--- Start Material for this exercise ---

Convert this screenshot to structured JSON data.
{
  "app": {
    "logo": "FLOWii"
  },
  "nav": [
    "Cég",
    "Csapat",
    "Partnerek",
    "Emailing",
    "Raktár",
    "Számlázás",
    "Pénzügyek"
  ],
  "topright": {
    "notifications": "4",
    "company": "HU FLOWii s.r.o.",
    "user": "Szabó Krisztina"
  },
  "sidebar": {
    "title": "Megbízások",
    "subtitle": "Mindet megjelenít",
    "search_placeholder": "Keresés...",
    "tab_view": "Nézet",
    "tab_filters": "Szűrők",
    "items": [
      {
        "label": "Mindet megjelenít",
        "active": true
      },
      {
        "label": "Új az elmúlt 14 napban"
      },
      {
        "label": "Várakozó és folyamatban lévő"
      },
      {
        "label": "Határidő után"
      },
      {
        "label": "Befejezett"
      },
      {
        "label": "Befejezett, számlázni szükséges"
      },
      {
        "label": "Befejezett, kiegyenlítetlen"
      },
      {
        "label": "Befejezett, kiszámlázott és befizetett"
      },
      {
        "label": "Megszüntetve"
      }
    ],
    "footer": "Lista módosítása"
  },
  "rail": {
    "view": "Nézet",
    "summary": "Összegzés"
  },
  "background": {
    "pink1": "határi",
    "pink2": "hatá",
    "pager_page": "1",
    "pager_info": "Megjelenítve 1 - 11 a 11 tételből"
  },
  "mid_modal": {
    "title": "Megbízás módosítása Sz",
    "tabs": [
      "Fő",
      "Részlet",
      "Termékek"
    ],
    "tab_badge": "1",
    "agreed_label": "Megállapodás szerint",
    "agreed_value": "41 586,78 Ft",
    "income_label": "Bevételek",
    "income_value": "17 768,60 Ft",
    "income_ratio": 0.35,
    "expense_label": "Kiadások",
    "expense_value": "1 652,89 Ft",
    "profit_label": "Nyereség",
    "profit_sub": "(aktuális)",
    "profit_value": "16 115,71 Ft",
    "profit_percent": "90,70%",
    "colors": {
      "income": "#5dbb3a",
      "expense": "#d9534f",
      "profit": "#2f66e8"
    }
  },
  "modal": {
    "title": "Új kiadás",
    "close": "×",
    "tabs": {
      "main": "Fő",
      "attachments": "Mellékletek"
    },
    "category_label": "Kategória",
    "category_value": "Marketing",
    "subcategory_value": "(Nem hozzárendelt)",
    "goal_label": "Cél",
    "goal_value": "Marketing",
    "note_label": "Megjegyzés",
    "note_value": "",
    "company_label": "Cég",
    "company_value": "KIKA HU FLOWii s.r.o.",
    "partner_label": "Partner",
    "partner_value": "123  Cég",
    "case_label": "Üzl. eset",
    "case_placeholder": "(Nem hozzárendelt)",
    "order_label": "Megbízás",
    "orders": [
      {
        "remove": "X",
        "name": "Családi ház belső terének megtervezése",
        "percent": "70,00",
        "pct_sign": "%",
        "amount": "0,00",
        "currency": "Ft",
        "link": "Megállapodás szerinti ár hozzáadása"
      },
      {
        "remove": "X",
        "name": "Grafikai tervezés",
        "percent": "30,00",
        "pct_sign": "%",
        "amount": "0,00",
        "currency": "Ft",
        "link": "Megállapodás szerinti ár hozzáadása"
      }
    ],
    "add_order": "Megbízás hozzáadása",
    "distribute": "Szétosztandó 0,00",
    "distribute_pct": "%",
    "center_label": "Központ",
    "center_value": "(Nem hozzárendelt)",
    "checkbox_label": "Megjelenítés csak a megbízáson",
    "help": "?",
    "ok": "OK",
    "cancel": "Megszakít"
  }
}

--- End Material for this exercise ---

Stated goal
The full set of records should be duplicated exactly.

Solution to this exercise
Convert this screenshot to structured JSON data.
{
  "app": {
    "logo": "FLOWii"
  },
  "nav": [
    "Cég",
    "Csapat",
    "Partnerek",
    "Emailing",
    "Raktár",
    "Számlázás",
    "Pénzügyek"
  ],
  "topright": {
    "notifications": "4",
    "company": "HU FLOWii s.r.o.",
    "user": "Szabó Krisztina"
  },
  "sidebar": {
    "title": "Megbízások",
    "subtitle": "Mindet megjelenít",
    "search_placeholder": "Keresés...",
    "tab_view": "Nézet",
    "tab_filters": "Szűrők",
    "items": [
      {
        "label": "Mindet megjelenít",
        "active": true
      },
      {
        "label": "Új az elmúlt 14 napban"
      },
      {
        "label": "Várakozó és folyamatban lévő"
      },
      {
        "label": "Határidő után"
      },
      {
        "label": "Befejezett"
      },
      {
        "label": "Befejezett, számlázni szükséges"
      },
      {
        "label": "Befejezett, kiegyenlítetlen"
      },
      {
        "label": "Befejezett, kiszámlázott és befizetett"
      },
      {
        "label": "Megszüntetve"
      }
    ],
    "footer": "Lista módosítása"
  },
  "rail": {
    "view": "Nézet",
    "summary": "Összegzés"
  },
  "background": {
    "pink1": "határi",
    "pink2": "hatá",
    "pager_page": "1",
    "pager_info": "Megjelenítve 1 - 11 a 11 tételből"
  },
  "mid_modal": {
    "title": "Megbízás módosítása Sz",
    "tabs": [
      "Fő",
      "Részlet",
      "Termékek"
    ],
    "tab_badge": "1",
    "agreed_label": "Megállapodás szerint",
    "agreed_value": "41 586,78 Ft",
    "income_label": "Bevételek",
    "income_value": "17 768,60 Ft",
    "income_ratio": 0.35,
    "expense_label": "Kiadások",
    "expense_value": "1 652,89 Ft",
    "profit_label": "Nyereség",
    "profit_sub": "(aktuális)",
    "profit_value": "16 115,71 Ft",
    "profit_percent": "90,70%",
    "colors": {
      "income": "#5dbb3a",
      "expense": "#d9534f",
      "profit": "#2f66e8"
    }
  },
  "modal": {
    "title": "Új kiadás",
    "close": "×",
    "tabs": {
      "main": "Fő",
      "attachments": "Mellékletek"
    },
    "category_label": "Kategória",
    "category_value": "Marketing",
    "subcategory_value": "(Nem hozzárendelt)",
    "goal_label": "Cél",
    "goal_value": "Marketing",
    "note_label": "Megjegyzés",
    "note_value": "",
    "company_label": "Cég",
    "company_value": "KIKA HU FLOWii s.r.o.",
    "partner_label": "Partner",
    "partner_value": "123  Cég",
    "case_label": "Üzl. eset",
    "case_placeholder": "(Nem hozzárendelt)",
    "order_label": "Megbízás",
    "orders": [
      {
        "remove": "X",
        "name": "Családi ház belső terének megtervezése",
        "percent": "70,00",
        "pct_sign": "%",
        "amount": "0,00",
        "currency": "Ft",
        "link": "Megállapodás szerinti ár hozzáadása"
      },
      {
        "remove": "X",
        "name": "Grafikai tervezés",
        "percent": "30,00",
        "pct_sign": "%",
        "amount": "0,00",
        "currency": "Ft",
        "link": "Megállapodás szerinti ár hozzáadása"
      }
    ],
    "add_order": "Megbízás hozzáadása",
    "distribute": "Szétosztandó 0,00",
    "distribute_pct": "%",
    "center_label": "Központ",
    "center_value": "(Nem hozzárendelt)",
    "checkbox_label": "Megjelenítés csak a megbízáson",
    "help": "?",
    "ok": "OK",
    "cancel": "Megszakít"
  }
}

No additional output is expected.